_WHAT YOU ARE ASKED TO DO:_ Copy everything in the records from the line containing "input-field[interactable]: ... [621, 52, 1043, 180]" down to the line containing "tree-item[interactable]: Выдающий В.В.", including both of those lines, without changing anything.

_INPUT FOR THIS TASK:_
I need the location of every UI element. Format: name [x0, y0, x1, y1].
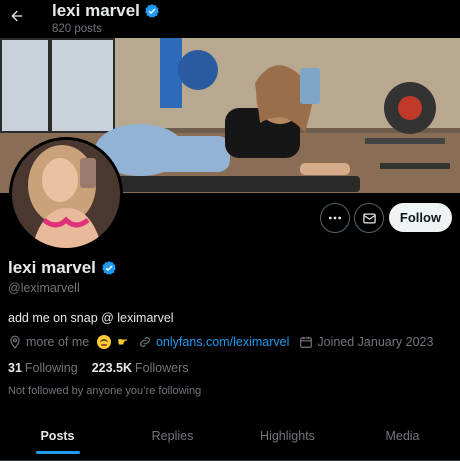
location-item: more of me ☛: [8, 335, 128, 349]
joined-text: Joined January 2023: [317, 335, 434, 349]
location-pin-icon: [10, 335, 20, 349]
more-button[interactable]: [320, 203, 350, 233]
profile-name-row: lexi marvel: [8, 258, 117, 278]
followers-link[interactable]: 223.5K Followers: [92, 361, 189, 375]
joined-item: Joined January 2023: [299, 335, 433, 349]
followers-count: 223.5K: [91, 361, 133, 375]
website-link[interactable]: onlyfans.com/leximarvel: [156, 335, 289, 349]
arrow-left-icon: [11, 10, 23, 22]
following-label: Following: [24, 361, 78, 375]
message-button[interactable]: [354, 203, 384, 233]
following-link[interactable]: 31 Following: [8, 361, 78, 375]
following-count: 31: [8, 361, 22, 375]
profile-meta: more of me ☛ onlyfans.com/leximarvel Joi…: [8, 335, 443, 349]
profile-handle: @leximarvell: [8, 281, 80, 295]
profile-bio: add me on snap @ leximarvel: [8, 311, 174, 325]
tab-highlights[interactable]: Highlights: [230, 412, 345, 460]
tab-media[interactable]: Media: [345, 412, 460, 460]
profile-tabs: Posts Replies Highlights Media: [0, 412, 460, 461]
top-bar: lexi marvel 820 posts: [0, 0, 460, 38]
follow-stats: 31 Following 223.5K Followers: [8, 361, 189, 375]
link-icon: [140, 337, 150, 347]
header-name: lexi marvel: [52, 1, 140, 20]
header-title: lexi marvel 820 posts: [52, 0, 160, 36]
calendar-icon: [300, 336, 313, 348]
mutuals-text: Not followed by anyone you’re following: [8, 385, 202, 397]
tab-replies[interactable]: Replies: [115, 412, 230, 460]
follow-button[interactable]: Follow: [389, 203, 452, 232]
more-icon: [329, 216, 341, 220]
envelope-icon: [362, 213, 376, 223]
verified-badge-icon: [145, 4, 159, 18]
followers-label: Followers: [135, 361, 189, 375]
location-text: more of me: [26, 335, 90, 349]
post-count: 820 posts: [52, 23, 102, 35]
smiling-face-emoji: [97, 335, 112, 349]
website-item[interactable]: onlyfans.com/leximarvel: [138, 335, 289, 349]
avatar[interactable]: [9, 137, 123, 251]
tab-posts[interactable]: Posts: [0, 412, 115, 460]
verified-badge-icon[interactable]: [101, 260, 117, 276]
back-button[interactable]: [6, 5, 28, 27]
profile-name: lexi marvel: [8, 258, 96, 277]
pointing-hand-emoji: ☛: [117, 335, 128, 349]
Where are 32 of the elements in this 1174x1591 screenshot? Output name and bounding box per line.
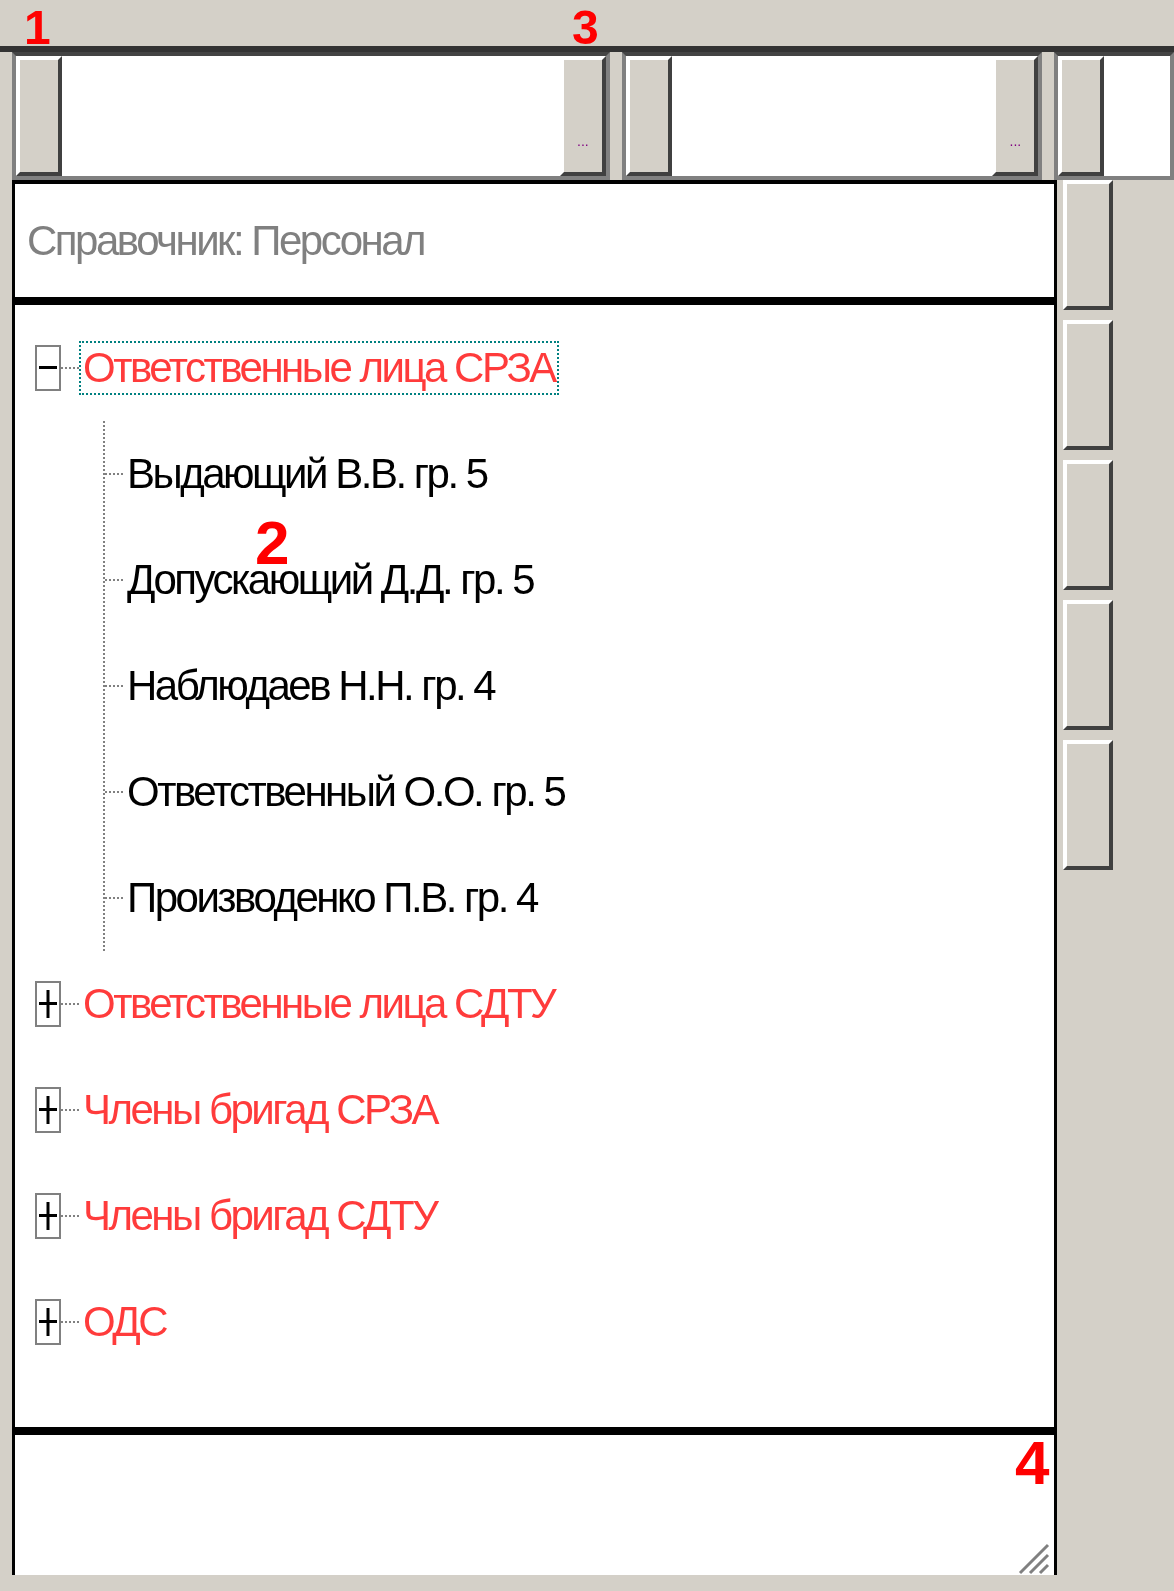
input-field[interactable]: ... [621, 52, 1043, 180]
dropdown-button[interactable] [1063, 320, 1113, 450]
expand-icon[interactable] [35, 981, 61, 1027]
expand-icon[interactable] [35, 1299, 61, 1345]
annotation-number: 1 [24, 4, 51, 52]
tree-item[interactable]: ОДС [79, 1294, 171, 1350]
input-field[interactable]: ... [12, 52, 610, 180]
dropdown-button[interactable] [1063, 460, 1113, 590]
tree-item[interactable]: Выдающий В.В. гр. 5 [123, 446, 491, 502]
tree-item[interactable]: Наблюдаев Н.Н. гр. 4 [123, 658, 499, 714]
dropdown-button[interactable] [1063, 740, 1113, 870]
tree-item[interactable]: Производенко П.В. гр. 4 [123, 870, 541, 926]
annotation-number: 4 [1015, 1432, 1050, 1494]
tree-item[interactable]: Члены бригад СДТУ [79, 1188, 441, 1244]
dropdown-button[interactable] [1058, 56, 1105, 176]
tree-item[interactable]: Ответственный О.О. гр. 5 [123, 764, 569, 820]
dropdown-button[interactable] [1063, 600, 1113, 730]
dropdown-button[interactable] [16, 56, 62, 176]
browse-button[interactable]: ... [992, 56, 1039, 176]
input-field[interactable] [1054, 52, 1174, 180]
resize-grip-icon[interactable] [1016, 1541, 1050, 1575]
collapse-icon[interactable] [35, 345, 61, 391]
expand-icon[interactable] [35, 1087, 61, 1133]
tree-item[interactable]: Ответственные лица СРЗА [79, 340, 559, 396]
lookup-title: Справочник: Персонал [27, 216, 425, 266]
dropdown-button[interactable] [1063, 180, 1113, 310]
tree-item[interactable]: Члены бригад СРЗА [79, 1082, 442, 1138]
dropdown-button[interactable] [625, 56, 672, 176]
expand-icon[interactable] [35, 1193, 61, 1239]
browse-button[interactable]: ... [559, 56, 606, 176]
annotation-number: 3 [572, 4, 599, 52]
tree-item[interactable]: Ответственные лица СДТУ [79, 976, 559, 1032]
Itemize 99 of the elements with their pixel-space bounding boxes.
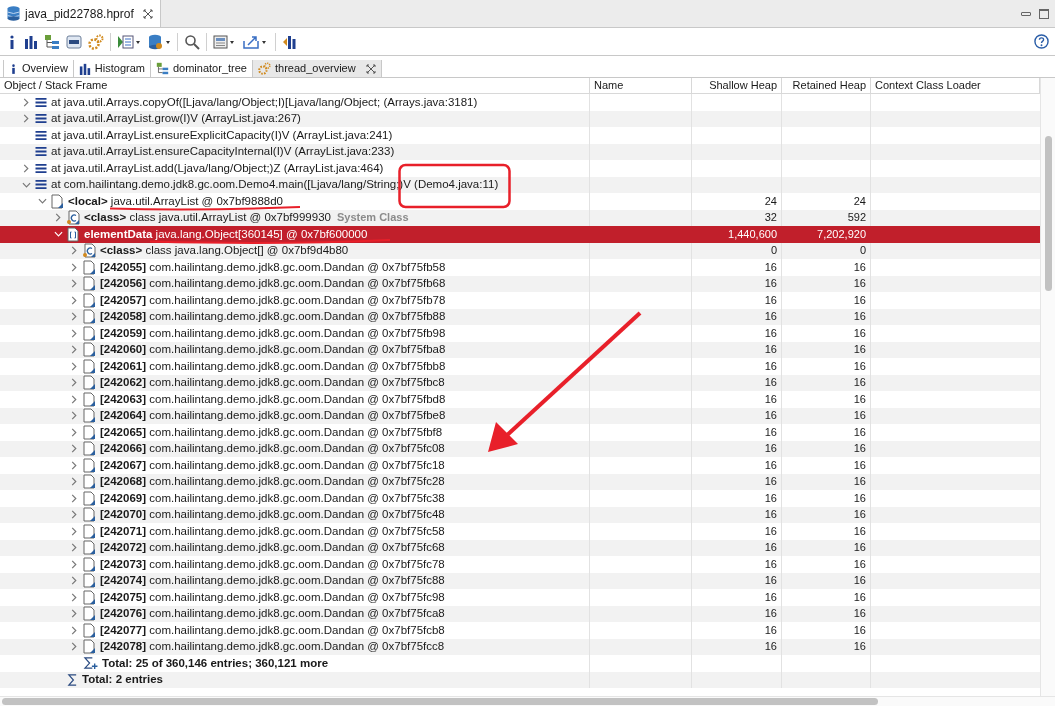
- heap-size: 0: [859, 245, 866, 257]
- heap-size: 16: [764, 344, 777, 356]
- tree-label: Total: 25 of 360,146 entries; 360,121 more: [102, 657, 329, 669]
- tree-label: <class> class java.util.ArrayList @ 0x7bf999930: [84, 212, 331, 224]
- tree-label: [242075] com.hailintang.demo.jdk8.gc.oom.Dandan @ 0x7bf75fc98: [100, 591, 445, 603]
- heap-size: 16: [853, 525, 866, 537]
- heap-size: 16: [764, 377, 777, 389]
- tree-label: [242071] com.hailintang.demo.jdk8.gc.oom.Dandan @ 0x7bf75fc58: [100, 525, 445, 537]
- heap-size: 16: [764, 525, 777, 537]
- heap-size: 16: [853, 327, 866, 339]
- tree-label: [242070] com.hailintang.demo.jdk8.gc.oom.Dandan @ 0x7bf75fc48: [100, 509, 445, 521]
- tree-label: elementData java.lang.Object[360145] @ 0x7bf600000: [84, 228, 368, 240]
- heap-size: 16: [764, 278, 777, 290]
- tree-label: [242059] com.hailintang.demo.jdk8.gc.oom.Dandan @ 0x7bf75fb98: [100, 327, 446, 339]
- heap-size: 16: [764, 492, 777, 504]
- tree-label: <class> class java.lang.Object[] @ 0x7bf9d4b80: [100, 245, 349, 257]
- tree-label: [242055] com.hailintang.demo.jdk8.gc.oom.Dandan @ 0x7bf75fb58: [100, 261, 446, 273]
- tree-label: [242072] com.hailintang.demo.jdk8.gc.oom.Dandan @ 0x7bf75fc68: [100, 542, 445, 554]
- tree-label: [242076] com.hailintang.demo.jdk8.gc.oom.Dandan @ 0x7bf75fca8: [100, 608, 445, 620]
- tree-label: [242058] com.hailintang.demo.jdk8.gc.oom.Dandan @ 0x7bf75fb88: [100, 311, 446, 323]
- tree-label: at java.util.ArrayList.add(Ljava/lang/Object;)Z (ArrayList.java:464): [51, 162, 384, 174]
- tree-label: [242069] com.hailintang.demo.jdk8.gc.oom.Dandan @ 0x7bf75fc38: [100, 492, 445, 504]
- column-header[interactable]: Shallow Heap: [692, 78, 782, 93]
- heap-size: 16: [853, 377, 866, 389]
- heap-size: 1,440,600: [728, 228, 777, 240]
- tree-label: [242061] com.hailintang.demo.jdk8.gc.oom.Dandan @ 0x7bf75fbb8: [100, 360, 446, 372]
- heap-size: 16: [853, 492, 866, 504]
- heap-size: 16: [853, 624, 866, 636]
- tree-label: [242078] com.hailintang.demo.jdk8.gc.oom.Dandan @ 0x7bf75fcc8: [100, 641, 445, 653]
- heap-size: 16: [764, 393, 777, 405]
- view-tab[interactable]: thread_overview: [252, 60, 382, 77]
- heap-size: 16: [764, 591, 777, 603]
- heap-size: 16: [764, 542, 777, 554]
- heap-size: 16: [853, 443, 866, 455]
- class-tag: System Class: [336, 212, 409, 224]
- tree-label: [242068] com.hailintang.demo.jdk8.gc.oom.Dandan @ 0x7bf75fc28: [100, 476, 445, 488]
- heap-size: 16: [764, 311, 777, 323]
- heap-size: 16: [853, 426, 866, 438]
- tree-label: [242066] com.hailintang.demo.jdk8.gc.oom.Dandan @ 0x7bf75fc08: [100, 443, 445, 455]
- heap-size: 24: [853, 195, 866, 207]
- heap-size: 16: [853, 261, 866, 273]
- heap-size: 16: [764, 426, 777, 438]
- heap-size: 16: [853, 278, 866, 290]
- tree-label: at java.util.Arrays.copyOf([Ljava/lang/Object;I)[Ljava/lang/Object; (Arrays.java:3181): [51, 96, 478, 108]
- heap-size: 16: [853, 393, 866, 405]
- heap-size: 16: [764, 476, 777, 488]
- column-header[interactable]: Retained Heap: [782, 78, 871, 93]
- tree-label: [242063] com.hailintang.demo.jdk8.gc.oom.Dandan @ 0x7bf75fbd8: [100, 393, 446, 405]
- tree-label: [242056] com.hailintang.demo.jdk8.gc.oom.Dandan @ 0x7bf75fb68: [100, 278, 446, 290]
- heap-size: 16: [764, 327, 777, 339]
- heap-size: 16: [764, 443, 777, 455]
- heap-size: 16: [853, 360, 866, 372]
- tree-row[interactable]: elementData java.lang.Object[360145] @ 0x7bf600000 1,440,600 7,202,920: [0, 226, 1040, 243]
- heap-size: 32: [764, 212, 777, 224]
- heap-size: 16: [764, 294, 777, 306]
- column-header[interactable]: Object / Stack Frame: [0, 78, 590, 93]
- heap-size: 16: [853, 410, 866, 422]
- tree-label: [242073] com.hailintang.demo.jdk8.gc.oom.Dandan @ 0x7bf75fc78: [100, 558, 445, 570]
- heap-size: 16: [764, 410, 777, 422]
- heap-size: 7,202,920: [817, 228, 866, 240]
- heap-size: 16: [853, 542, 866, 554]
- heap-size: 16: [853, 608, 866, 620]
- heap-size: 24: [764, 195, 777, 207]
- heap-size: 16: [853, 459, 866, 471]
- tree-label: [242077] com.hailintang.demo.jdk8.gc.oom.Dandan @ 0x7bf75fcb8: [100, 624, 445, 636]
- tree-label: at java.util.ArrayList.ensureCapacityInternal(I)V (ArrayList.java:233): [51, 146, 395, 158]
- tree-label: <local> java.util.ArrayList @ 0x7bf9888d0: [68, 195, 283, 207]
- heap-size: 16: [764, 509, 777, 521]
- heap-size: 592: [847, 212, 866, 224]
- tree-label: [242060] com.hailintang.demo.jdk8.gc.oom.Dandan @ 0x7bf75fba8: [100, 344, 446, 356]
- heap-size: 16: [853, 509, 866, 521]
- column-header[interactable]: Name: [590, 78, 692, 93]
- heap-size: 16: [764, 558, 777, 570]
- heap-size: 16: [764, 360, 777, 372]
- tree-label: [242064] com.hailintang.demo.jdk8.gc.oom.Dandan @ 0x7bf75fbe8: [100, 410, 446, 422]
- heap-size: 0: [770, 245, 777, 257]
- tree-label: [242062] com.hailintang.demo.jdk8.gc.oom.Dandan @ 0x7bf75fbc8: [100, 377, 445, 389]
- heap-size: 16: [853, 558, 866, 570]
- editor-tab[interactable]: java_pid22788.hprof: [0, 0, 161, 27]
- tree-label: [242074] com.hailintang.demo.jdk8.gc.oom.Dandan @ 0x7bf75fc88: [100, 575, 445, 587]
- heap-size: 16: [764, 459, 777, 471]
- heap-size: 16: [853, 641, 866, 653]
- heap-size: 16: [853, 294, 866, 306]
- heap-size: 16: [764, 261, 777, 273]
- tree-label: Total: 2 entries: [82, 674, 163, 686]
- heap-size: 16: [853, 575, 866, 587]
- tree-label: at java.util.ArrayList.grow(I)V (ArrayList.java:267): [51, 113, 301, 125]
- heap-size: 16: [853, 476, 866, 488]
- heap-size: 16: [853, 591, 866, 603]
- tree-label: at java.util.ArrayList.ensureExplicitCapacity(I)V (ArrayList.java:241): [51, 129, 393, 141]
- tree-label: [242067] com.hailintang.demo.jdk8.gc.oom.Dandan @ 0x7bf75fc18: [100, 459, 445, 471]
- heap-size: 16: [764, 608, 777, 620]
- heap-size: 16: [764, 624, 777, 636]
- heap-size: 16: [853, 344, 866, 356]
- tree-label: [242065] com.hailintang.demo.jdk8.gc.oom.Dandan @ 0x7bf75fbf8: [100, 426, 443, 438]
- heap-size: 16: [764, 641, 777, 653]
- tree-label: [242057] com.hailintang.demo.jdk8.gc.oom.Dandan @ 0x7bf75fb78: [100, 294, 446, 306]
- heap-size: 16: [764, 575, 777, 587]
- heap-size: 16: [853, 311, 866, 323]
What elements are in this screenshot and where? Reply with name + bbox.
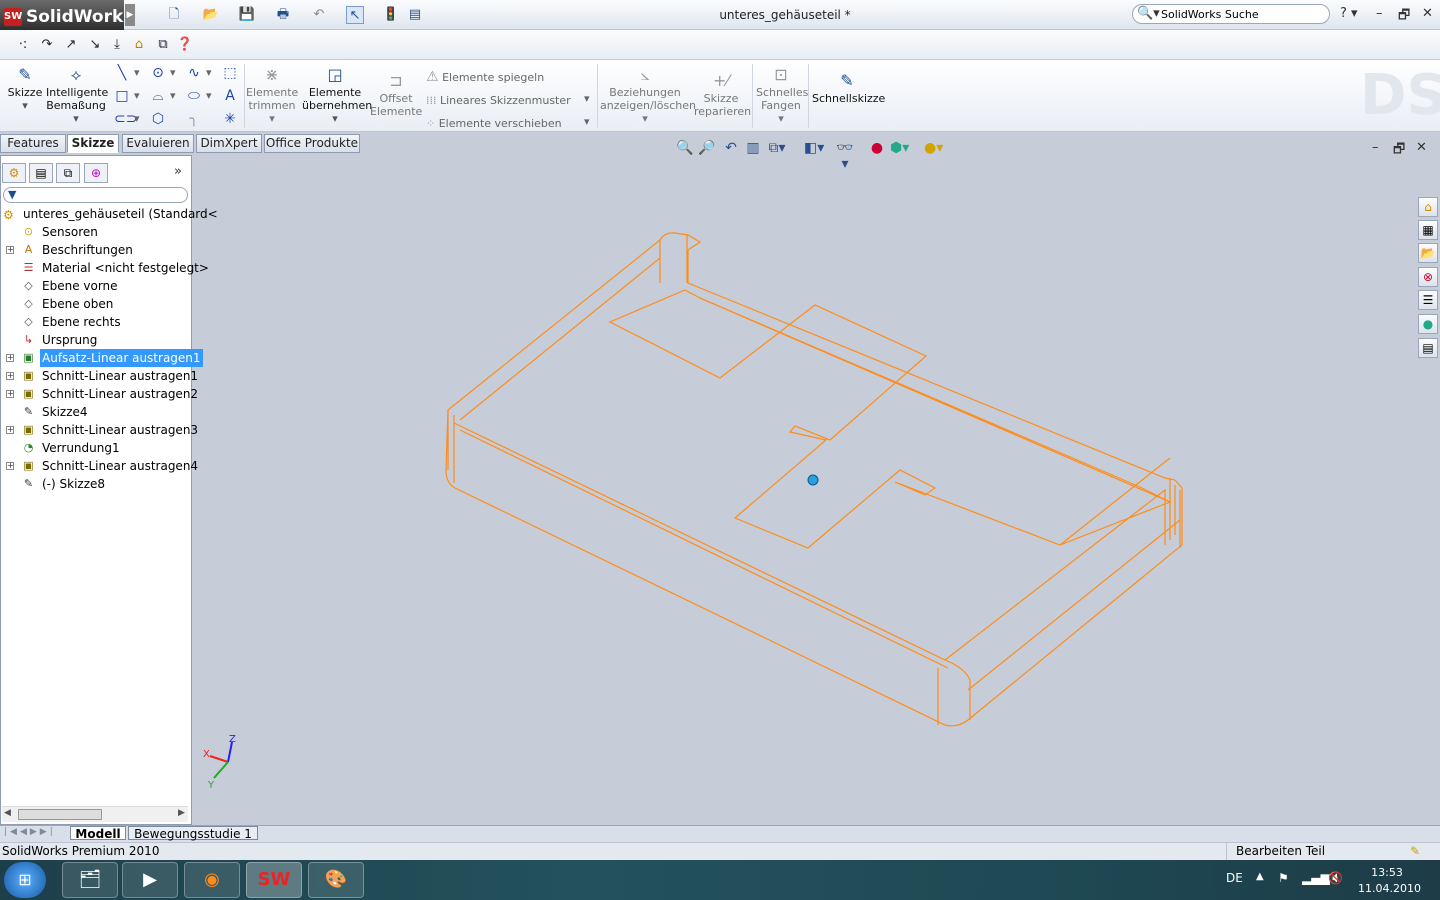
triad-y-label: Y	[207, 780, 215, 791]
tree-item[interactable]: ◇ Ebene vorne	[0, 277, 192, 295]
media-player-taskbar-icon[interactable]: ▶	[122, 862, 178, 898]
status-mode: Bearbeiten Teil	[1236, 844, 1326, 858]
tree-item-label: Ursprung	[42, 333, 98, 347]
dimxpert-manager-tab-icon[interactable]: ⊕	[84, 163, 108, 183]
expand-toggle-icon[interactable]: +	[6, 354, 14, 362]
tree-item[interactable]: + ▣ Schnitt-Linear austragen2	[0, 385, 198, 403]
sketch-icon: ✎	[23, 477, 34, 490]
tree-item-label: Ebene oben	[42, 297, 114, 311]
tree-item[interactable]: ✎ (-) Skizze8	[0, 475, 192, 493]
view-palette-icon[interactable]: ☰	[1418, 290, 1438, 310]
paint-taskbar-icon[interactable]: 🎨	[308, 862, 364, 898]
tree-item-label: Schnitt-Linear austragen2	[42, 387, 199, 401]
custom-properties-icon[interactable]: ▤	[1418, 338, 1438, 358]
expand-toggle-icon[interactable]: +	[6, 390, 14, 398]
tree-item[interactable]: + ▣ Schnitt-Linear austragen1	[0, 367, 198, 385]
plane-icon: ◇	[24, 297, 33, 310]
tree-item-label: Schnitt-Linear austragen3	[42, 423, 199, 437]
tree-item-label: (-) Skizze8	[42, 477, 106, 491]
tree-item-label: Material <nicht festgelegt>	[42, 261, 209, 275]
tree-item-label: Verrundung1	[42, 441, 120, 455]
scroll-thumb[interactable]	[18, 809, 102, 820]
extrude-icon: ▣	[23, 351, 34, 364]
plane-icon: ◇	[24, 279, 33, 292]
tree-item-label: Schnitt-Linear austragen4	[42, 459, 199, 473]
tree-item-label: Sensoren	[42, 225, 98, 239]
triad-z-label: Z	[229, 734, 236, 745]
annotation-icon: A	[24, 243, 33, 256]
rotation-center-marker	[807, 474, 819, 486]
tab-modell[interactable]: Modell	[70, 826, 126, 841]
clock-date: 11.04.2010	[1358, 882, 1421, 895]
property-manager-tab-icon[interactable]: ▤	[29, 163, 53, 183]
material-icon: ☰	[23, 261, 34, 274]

_TASK RESULT:_
input-field[interactable]: ... [621, 52, 1043, 180]
dropdown-button[interactable] [1063, 320, 1113, 450]
expand-icon[interactable] [35, 981, 61, 1027]
expand-icon[interactable] [35, 1299, 61, 1345]
annotation-number: 1 [24, 4, 51, 52]
tree-item[interactable]: ОДС [79, 1294, 171, 1350]
input-field[interactable]: ... [12, 52, 610, 180]
dropdown-button[interactable] [1063, 460, 1113, 590]
tree-item[interactable]: Выдающий В.В. гр. 5 [123, 446, 491, 502]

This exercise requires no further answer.